▶ _O QUE FAZER_
Reescreva em forma de lista o parágrafo do trecho sobre a experiência com o computador que começa com "Aprendi os comandos", mantendo seus fatos principais.

A experiência foi engraçada, para dizer no mínimo. O armazenamento dos textos era feito naqueles disquetes de 5 1/4, grandes, bastante flexíveis (e quebradiços). Frágeis, muito frágeis.

Aprendi os comandos básico e comecei a escrever no computador. Logo duas coisas me incomodaram: a intensa dor na mãos pois, acostumado com a máquina de escrever, eu usava muita força para digitar as teclas. Não demorou mais do que meia hora digitando para que minhas mãos e braços estivessem com uma dor aguda, muito incômoda, uma dor que começava nos dedos e ia até os ombros, como se alguém estivesse apertando os meus ombros; e a dor na vista, que não demorava muito se tornava uma dor de cabeça daquelas, muito causada não só pela luz do monitor de fósforo verde, mas também pela necessidade de rolar o texto pela tela do computador, rolar o texto para cima e para baixo, tela acima e tela abaixo, como se fosse um papiro virtual. Me dava dor de cabeça ter que ver aquelas palavras todas rolando para cima e para baixo em frente aos meus olhos, procurando perceber como um parágrafo havia ficado, se faltava alguma coisa a ser corrigida….

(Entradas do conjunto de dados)
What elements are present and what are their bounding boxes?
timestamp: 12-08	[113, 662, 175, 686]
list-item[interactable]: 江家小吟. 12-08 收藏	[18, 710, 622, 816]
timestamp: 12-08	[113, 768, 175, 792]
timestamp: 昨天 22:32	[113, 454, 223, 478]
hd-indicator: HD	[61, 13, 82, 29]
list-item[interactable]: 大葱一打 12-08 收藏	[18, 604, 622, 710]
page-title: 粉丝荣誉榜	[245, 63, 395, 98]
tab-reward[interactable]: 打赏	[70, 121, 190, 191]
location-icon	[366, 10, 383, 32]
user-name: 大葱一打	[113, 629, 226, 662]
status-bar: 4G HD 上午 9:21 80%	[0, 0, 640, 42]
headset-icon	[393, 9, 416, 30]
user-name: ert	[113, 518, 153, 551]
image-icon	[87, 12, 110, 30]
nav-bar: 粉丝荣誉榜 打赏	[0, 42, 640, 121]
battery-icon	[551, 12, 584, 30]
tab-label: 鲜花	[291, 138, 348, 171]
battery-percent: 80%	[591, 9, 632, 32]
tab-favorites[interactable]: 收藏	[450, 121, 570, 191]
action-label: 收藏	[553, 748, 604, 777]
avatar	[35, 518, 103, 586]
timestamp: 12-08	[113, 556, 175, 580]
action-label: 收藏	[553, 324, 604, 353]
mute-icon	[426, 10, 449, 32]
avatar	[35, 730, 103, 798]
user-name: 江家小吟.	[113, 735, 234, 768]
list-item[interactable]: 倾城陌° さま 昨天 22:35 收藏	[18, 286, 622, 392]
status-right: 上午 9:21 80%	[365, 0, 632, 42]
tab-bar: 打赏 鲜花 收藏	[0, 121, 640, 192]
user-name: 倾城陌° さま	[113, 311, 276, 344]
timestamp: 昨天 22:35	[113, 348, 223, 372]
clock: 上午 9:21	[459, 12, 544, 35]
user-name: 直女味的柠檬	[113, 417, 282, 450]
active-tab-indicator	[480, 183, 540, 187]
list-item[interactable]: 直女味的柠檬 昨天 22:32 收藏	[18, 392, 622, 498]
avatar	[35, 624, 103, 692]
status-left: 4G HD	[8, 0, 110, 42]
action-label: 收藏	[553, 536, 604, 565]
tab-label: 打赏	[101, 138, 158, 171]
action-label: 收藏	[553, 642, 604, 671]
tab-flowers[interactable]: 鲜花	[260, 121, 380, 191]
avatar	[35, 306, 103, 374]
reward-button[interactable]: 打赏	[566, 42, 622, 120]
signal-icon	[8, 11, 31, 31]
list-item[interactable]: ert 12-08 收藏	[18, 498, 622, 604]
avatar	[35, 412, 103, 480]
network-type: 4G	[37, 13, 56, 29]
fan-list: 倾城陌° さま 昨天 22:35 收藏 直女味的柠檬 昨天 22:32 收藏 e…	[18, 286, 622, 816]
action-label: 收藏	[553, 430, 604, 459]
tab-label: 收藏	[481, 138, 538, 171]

▶ _RESPOSTA_
- Aprendi os comandos básicos e comecei a escrever no computador.
- Logo duas coisas me incomodaram:
  - Dor intensa nas mãos, por digitar com muita força, hábito trazido da máquina de escrever. Em meia hora, a dor aguda ia dos dedos até os ombros.
  - Dor na vista, que logo virava uma forte dor de cabeça. Ela era causada pela luz do monitor de fósforo verde e pela necessidade de rolar o texto para cima e para baixo ao revisar os parágrafos.